Aim of the task: Reproduce the listing below line for line without changing anything, but leave out the pictures.

The records:

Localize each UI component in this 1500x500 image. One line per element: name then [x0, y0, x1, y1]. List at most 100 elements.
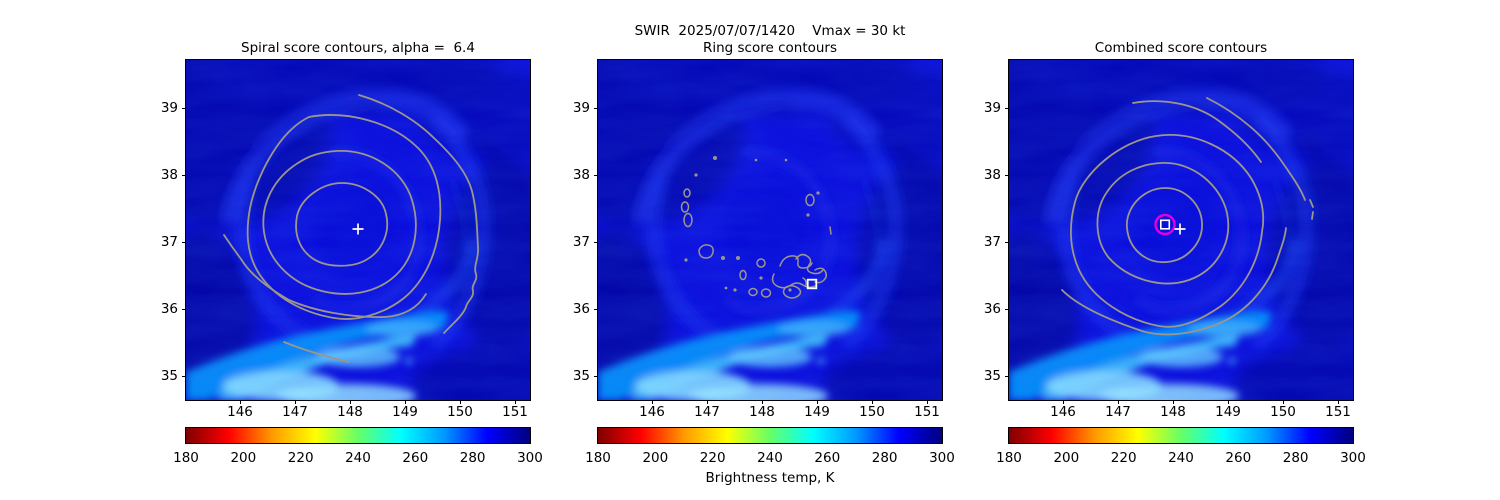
spiral-contour-2: [262, 150, 417, 295]
map-axes-spiral: [186, 60, 530, 400]
colorbar-tick-label: 300: [929, 450, 955, 466]
y-tick-label: 38: [977, 165, 1009, 185]
x-tick-label: 148: [735, 400, 790, 420]
figure-suptitle: SWIR 2025/07/07/1420 Vmax = 30 kt: [634, 23, 906, 39]
colorbar-tick-label: 280: [459, 450, 486, 466]
map-axes-ring: [598, 60, 942, 400]
colorbar-tick-label: 220: [287, 450, 314, 466]
combined-contour-3: [1070, 134, 1265, 328]
colorbar-tick-label: 240: [345, 450, 371, 466]
x-tick-label: 146: [213, 400, 268, 420]
y-tick-label: 36: [566, 299, 598, 319]
x-tick-label: 147: [1091, 400, 1146, 420]
y-tick-label: 35: [154, 366, 186, 386]
spiral-bottom-arc: [283, 341, 350, 363]
center-plus-marker: [1174, 223, 1186, 235]
colorbar-tick-label: 240: [757, 450, 783, 466]
colorbar-tick-label: 220: [1110, 450, 1137, 466]
colorbar-tick-label: 180: [173, 450, 199, 466]
colorbar-tick-label: 260: [402, 450, 429, 466]
x-tick-label: 146: [625, 400, 680, 420]
colorbar-tick-label: 300: [1340, 450, 1366, 466]
colorbar-tick-label: 280: [871, 450, 898, 466]
colorbar-tick-label: 200: [642, 450, 669, 466]
colorbar-ticks: 180 200 220 240 260 280 300: [164, 450, 552, 466]
x-tick-label: 147: [680, 400, 735, 420]
center-plus-marker: [352, 223, 364, 235]
colorbar-tick-label: 200: [230, 450, 257, 466]
x-tick-label: 150: [1256, 400, 1311, 420]
x-tick-label: 150: [845, 400, 900, 420]
y-tick-label: 37: [566, 232, 598, 252]
x-tick-label: 149: [378, 400, 433, 420]
y-tick-label: 37: [977, 232, 1009, 252]
ring-center-circle-marker: [1154, 213, 1176, 236]
y-axis-ticks: 39 38 37 36 35: [977, 98, 1009, 386]
combined-arm-contour-inner: [1132, 100, 1262, 163]
combined-arm-contour-outer: [1206, 97, 1306, 201]
colorbar-tick-label: 180: [996, 450, 1022, 466]
y-tick-label: 36: [154, 299, 186, 319]
ring-score-dots: [684, 156, 820, 292]
combined-contour-inner: [1126, 187, 1203, 263]
panel-combined-score: Combined score contours 39 38 37 36 35 146 14…: [984, 0, 1366, 500]
spiral-contour-outer-open: [223, 234, 427, 318]
panel-ring-score: SWIR 2025/07/07/1420 Vmax = 30 kt Ring s…: [573, 0, 955, 500]
colorbar-ticks: 180 200 220 240 260 280 300: [987, 450, 1375, 466]
y-axis-ticks: 39 38 37 36 35: [566, 98, 598, 386]
x-axis-ticks: 146 147 148 149 150 151: [213, 400, 543, 420]
x-tick-label: 148: [1146, 400, 1201, 420]
combined-contour-outer-open: [1061, 227, 1287, 336]
colorbar-gradient: [1009, 428, 1353, 443]
combined-contour-2: [1096, 162, 1230, 285]
y-tick-label: 39: [566, 98, 598, 118]
x-tick-label: 150: [433, 400, 488, 420]
x-axis-ticks: 146 147 148 149 150 151: [1036, 400, 1366, 420]
x-tick-label: 147: [268, 400, 323, 420]
x-tick-label: 148: [323, 400, 378, 420]
contour-overlay-spiral: [223, 94, 479, 363]
x-tick-label: 149: [1201, 400, 1256, 420]
colorbar-tick-label: 240: [1168, 450, 1194, 466]
contour-overlay-ring: [680, 156, 832, 299]
ring-center-square-marker: [1160, 219, 1171, 230]
colorbar-gradient: [186, 428, 530, 443]
panel-title: Ring score contours: [702, 40, 838, 56]
x-tick-label: 146: [1036, 400, 1091, 420]
y-tick-label: 35: [566, 366, 598, 386]
x-tick-label: 151: [488, 400, 543, 420]
y-axis-ticks: 39 38 37 36 35: [154, 98, 186, 386]
combined-contour-dashes: [1309, 199, 1314, 220]
y-tick-label: 38: [154, 165, 186, 185]
ring-score-blobs: [680, 188, 832, 299]
y-tick-label: 36: [977, 299, 1009, 319]
x-tick-label: 151: [1311, 400, 1366, 420]
colorbar-tick-label: 300: [517, 450, 543, 466]
panel-spiral-score: Spiral score contours, alpha = 6.4 39 38 3…: [161, 0, 543, 500]
colorbar-gradient: [598, 428, 942, 443]
ring-center-square-marker: [806, 278, 818, 290]
y-tick-label: 39: [154, 98, 186, 118]
spiral-arm-contour: [358, 94, 479, 334]
colorbar-tick-label: 260: [814, 450, 841, 466]
y-tick-label: 39: [977, 98, 1009, 118]
colorbar-tick-label: 260: [1225, 450, 1252, 466]
x-tick-label: 151: [900, 400, 955, 420]
colorbar-tick-label: 200: [1053, 450, 1080, 466]
map-axes-combined: [1009, 60, 1353, 400]
y-tick-label: 37: [154, 232, 186, 252]
colorbar-tick-label: 280: [1282, 450, 1309, 466]
spiral-contour-3: [246, 114, 442, 320]
contour-overlay-combined: [1061, 97, 1314, 336]
x-axis-ticks: 146 147 148 149 150 151: [625, 400, 955, 420]
spiral-contour-inner: [295, 182, 388, 267]
y-tick-label: 35: [977, 366, 1009, 386]
y-tick-label: 38: [566, 165, 598, 185]
colorbar-tick-label: 180: [585, 450, 611, 466]
panel-title: Combined score contours: [1094, 40, 1268, 56]
colorbar-tick-label: 220: [699, 450, 726, 466]
panel-title: Spiral score contours, alpha = 6.4: [241, 40, 475, 56]
colorbar-ticks: 180 200 220 240 260 280 300: [576, 450, 964, 466]
colorbar-axis-label: Brightness temp, K: [705, 470, 835, 486]
x-tick-label: 149: [790, 400, 845, 420]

Exercise response:
Localize each UI component in this 1500x500 image. One line per element: name then [x0, y0, x1, y1]. List at most 100 elements.
spiral-contour-2: [262, 150, 417, 295]
map-axes-spiral: [186, 60, 530, 400]
colorbar-tick-label: 300: [929, 450, 955, 466]
y-tick-label: 38: [977, 165, 1009, 185]
x-tick-label: 148: [735, 400, 790, 420]
figure-suptitle: SWIR 2025/07/07/1420 Vmax = 30 kt: [634, 23, 906, 39]
colorbar-tick-label: 280: [459, 450, 486, 466]
map-axes-ring: [598, 60, 942, 400]
colorbar-tick-label: 220: [287, 450, 314, 466]
combined-contour-3: [1070, 134, 1265, 328]
colorbar-tick-label: 240: [345, 450, 371, 466]
x-tick-label: 146: [213, 400, 268, 420]
y-tick-label: 36: [566, 299, 598, 319]
x-tick-label: 147: [1091, 400, 1146, 420]
y-tick-label: 35: [154, 366, 186, 386]
spiral-bottom-arc: [283, 341, 350, 363]
center-plus-marker: [1174, 223, 1186, 235]
colorbar-tick-label: 240: [757, 450, 783, 466]
colorbar-tick-label: 220: [1110, 450, 1137, 466]
colorbar-tick-label: 180: [173, 450, 199, 466]
colorbar-tick-label: 260: [402, 450, 429, 466]
x-tick-label: 146: [625, 400, 680, 420]
colorbar-tick-label: 300: [1340, 450, 1366, 466]
colorbar-tick-label: 280: [871, 450, 898, 466]
colorbar-tick-label: 200: [642, 450, 669, 466]
colorbar-ticks: 180 200 220 240 260 280 300: [164, 450, 552, 466]
x-tick-label: 147: [680, 400, 735, 420]
center-plus-marker: [352, 223, 364, 235]
colorbar-tick-label: 200: [230, 450, 257, 466]
x-tick-label: 150: [1256, 400, 1311, 420]
x-tick-label: 150: [845, 400, 900, 420]
y-tick-label: 37: [566, 232, 598, 252]
x-tick-label: 149: [378, 400, 433, 420]
y-tick-label: 37: [977, 232, 1009, 252]
ring-center-circle-marker: [1154, 213, 1176, 236]
y-axis-ticks: 39 38 37 36 35: [977, 98, 1009, 386]
combined-arm-contour-inner: [1132, 100, 1262, 163]
combined-arm-contour-outer: [1206, 97, 1306, 201]
colorbar-tick-label: 180: [996, 450, 1022, 466]
y-tick-label: 36: [154, 299, 186, 319]
ring-score-dots: [684, 156, 820, 292]
combined-contour-inner: [1126, 187, 1203, 263]
panel-combined-score: Combined score contours 39 38 37 36 35 146 14…: [984, 0, 1366, 500]
spiral-contour-outer-open: [223, 234, 427, 318]
panel-ring-score: SWIR 2025/07/07/1420 Vmax = 30 kt Ring s…: [573, 0, 955, 500]
colorbar-ticks: 180 200 220 240 260 280 300: [987, 450, 1375, 466]
y-axis-ticks: 39 38 37 36 35: [566, 98, 598, 386]
x-axis-ticks: 146 147 148 149 150 151: [213, 400, 543, 420]
x-tick-label: 148: [1146, 400, 1201, 420]
combined-contour-outer-open: [1061, 227, 1287, 336]
colorbar-gradient: [1009, 428, 1353, 443]
combined-contour-2: [1096, 162, 1230, 285]
y-tick-label: 39: [566, 98, 598, 118]
x-tick-label: 150: [433, 400, 488, 420]
x-axis-ticks: 146 147 148 149 150 151: [1036, 400, 1366, 420]
x-tick-label: 147: [268, 400, 323, 420]
x-tick-label: 148: [323, 400, 378, 420]
contour-overlay-spiral: [223, 94, 479, 363]
x-tick-label: 149: [1201, 400, 1256, 420]
colorbar-tick-label: 240: [1168, 450, 1194, 466]
contour-overlay-ring: [680, 156, 832, 299]
ring-center-square-marker: [1160, 219, 1171, 230]
colorbar-gradient: [186, 428, 530, 443]
panel-title: Ring score contours: [702, 40, 838, 56]
x-tick-label: 146: [1036, 400, 1091, 420]
y-tick-label: 35: [566, 366, 598, 386]
x-tick-label: 151: [488, 400, 543, 420]
y-axis-ticks: 39 38 37 36 35: [154, 98, 186, 386]
combined-contour-dashes: [1309, 199, 1314, 220]
y-tick-label: 38: [154, 165, 186, 185]
ring-score-blobs: [680, 188, 832, 299]
y-tick-label: 36: [977, 299, 1009, 319]
x-tick-label: 151: [1311, 400, 1366, 420]
colorbar-tick-label: 300: [517, 450, 543, 466]
panel-spiral-score: Spiral score contours, alpha = 6.4 39 38 3…: [161, 0, 543, 500]
colorbar-gradient: [598, 428, 942, 443]
ring-center-square-marker: [806, 278, 818, 290]
y-tick-label: 39: [154, 98, 186, 118]
spiral-arm-contour: [358, 94, 479, 334]
colorbar-tick-label: 260: [814, 450, 841, 466]
y-tick-label: 39: [977, 98, 1009, 118]
colorbar-tick-label: 260: [1225, 450, 1252, 466]
x-tick-label: 151: [900, 400, 955, 420]
colorbar-tick-label: 200: [1053, 450, 1080, 466]
map-axes-combined: [1009, 60, 1353, 400]
y-tick-label: 37: [154, 232, 186, 252]
colorbar-tick-label: 280: [1282, 450, 1309, 466]
spiral-contour-3: [246, 114, 442, 320]
contour-overlay-combined: [1061, 97, 1314, 336]
x-axis-ticks: 146 147 148 149 150 151: [625, 400, 955, 420]
spiral-contour-inner: [295, 182, 388, 267]
y-tick-label: 35: [977, 366, 1009, 386]
y-tick-label: 38: [566, 165, 598, 185]
colorbar-tick-label: 180: [585, 450, 611, 466]
panel-title: Combined score contours: [1094, 40, 1268, 56]
colorbar-tick-label: 220: [699, 450, 726, 466]
panel-title: Spiral score contours, alpha = 6.4: [241, 40, 475, 56]
colorbar-ticks: 180 200 220 240 260 280 300: [576, 450, 964, 466]
colorbar-axis-label: Brightness temp, K: [705, 470, 835, 486]
x-tick-label: 149: [790, 400, 845, 420]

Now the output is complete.